> _COMPITO DA SVOLGERE_
Rispondi a queste domande sul brano su Scanderbeg riportato più sotto:
1. Quante lettere del sultano dirette a Scanderbeg fanno parte della restante documentazione?
2. Che cosa chiede il Turco come garanzia?
3. Con quale appellativo il Turco chiama sarcasticamente Scanderbeg?

I risultati raggiunti, avvertiva il Castriota, non significavano la fine delle ostilità, ma solo il loro vero inizio, perché i Turchi torneranno in forze e si scaglieranno contro l’unico che finora li ha contrastati così duramente. Se, malauguratamente, dovessero prevalere, avrebbero la strada spianata per investire con tutto il peso e la forza del loro esercito tutti, indistintamente.
Non era proprio il caso di tergiversare e di sottovalutare la gravità della situazione. Non restava che stringere con un’alleanza le loro sorti, per poter sperare nella salvezza. Se qualcuno, però, non fosse disposto a una scelta di campo così rischiosa, reputando per lui più conveniente stare in pace con il Turco, ebbene questi era pregato di starsene in disparte, non dando aiuto al Turco e non ostacolando il movimento delle truppe albanesi, perché la lotta che stava per iniziare non avrebbe fatto prigionieri.
La restante documentazione, 4 lettere del sultano dirette a Scanderbeg e tre dell’eroe albanese in risposta, pur obbedendo ai canoni che la diplomazia imponeva, costituisce uno scambio feroce di dichiarazioni, sebbene ammantate pudicamente con uno stile educato e pulito, quasi mellifluo. Ogni lettera ha inizio con formule di cortesia e finisce a randellate. Ognuno dei contendenti sa che la partita è mortale, perché entrambi dai loro rispettivi punti di vista hanno qualcosa da obiettare.
Il Turco le prova tutte e partendo dalle lodi e, in un certo senso, dal riconoscimento di qualche buon diritto arriva a proposte che sono del tutto inaccettabili, come quella in cui chiede a Giorgio, in nome della vecchia amicizia, per un' irrefrenabile voglia di abbracciarlo, di recarsi da lui oppure quando gli chiede come garanzia il figlio Giovanni.
La risposta del Principe degli Epiroti, come viene sarcasticamente chiamato in segno di disprezzo dal Turco, non si fa attendere. Egli, prima, ironicamente, lo sollecita alla conversione al Cristianesimo nel qual caso egli diventerebbe un suo umile e fedele servitore e, poi in modo sempre più sprezzante e insultante, gli ricorda che lui non è quello che pensa di essere e cioè padrone dell’Oriente e dell’Occidente.

c. 642r
Oratione del sig.r Giorgio scandaribech Principe d’Albanìa a ss.ri Albanesi, et à Rettori Venetiani, fatta in Alessio Città d’Albanìa all’hora suddita al Dominio Veneto.

> _DATI GREZZI_

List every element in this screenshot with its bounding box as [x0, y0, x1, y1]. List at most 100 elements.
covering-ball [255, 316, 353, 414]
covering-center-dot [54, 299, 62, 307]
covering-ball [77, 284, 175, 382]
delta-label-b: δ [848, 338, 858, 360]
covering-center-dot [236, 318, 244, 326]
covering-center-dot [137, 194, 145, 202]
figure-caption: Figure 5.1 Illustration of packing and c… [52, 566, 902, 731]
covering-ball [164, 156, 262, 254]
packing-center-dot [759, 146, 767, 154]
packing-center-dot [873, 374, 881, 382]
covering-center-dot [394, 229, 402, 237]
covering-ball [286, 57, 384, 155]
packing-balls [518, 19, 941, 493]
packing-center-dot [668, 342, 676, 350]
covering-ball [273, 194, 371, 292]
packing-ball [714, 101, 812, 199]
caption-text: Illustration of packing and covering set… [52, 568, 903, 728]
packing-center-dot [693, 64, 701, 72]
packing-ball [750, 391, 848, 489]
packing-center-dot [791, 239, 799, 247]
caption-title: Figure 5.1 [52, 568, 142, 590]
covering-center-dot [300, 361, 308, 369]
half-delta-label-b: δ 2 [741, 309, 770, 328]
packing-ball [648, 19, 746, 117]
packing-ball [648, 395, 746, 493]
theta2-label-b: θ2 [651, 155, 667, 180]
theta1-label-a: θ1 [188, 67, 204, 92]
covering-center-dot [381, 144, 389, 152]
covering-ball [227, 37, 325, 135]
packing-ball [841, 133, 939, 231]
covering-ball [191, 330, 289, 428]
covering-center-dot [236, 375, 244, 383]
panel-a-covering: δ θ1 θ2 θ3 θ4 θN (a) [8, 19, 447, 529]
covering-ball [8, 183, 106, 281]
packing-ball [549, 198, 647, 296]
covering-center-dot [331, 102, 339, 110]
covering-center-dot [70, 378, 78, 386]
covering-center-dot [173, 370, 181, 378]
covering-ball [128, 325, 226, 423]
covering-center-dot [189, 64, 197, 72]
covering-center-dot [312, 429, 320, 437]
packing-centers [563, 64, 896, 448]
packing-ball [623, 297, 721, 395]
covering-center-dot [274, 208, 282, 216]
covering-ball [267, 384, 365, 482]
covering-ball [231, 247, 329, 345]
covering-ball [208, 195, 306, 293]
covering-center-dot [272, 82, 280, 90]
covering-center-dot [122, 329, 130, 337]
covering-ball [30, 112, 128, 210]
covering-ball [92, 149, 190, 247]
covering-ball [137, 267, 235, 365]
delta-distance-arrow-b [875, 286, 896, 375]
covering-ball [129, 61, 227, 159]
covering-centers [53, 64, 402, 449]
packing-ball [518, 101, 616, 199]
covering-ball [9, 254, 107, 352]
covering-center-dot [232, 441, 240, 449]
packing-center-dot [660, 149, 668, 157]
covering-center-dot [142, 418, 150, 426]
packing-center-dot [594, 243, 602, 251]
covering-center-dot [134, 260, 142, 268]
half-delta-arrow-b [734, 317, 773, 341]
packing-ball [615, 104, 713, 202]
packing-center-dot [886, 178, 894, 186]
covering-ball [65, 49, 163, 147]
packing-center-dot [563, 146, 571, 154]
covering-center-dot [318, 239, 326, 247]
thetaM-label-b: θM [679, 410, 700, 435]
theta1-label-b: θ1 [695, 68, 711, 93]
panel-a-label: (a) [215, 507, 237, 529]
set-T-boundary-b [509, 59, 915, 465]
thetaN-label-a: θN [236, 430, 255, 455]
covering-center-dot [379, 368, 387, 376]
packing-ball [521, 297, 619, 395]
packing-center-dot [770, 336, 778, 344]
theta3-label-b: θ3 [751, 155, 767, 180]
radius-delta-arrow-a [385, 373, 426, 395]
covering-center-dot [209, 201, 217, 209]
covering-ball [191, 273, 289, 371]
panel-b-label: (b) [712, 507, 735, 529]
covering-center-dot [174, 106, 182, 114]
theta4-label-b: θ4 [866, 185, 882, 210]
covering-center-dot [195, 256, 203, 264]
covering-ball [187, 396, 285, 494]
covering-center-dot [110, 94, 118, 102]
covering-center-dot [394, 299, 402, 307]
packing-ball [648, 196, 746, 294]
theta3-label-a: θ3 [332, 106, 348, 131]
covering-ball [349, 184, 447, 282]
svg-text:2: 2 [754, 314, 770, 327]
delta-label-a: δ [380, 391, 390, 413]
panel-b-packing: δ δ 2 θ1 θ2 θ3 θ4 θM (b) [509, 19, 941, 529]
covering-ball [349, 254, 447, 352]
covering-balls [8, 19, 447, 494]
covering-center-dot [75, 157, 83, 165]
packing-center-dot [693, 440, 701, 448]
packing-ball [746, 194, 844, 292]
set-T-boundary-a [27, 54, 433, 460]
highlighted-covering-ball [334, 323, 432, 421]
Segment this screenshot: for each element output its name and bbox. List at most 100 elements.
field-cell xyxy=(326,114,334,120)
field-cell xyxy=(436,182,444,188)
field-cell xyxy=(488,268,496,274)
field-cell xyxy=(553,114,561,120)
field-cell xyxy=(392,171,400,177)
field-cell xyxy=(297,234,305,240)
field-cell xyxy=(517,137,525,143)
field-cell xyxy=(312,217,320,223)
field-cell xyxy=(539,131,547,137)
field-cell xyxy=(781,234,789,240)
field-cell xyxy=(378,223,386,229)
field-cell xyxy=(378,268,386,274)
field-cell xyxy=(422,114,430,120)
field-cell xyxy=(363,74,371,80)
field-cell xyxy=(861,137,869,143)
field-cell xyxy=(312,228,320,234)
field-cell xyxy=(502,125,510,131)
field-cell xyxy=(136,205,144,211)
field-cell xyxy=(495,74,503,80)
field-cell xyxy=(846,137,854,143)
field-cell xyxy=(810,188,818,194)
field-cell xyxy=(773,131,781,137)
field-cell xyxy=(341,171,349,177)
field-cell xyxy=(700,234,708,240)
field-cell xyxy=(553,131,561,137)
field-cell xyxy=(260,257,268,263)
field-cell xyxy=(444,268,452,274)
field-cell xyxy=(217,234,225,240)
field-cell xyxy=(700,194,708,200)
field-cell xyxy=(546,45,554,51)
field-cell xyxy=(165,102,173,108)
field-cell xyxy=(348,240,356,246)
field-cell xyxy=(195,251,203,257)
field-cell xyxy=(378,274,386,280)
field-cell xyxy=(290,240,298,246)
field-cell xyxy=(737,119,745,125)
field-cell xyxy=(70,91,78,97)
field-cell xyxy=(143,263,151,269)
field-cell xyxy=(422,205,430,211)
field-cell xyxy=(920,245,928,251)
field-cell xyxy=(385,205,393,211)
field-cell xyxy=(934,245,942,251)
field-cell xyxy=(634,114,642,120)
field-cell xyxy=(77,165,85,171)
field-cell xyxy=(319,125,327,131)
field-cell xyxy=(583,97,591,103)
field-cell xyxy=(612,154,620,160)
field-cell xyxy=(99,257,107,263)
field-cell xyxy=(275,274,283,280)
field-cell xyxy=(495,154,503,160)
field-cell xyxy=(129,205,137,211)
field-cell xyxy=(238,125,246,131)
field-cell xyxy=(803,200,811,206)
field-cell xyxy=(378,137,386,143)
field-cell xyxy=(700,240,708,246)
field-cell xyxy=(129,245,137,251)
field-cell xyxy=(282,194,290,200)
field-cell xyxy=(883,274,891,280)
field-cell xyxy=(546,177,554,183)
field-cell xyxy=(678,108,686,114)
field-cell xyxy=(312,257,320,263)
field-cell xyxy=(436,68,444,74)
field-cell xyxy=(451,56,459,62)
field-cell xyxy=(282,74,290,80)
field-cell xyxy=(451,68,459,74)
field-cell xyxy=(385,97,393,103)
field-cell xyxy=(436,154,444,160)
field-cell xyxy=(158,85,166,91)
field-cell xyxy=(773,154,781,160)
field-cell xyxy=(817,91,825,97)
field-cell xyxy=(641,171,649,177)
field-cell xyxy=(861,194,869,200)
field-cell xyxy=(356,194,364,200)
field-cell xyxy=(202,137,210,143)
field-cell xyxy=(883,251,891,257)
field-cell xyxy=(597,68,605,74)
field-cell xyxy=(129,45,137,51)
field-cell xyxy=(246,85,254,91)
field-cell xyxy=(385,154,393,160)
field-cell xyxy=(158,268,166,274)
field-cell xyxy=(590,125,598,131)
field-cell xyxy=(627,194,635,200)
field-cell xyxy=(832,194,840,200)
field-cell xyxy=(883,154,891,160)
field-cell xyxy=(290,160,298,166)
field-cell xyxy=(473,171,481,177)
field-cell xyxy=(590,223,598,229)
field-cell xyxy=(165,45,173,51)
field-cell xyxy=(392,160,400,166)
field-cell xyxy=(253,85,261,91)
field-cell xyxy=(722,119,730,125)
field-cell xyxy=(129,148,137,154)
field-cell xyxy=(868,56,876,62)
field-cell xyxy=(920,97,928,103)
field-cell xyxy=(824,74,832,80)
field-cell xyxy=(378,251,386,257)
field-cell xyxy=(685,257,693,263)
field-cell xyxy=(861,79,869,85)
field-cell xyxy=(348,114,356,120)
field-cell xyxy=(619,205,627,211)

> _SOLUZIONE_
1. Quattro.
2. Il figlio Giovanni.
3. Principe degli Epiroti.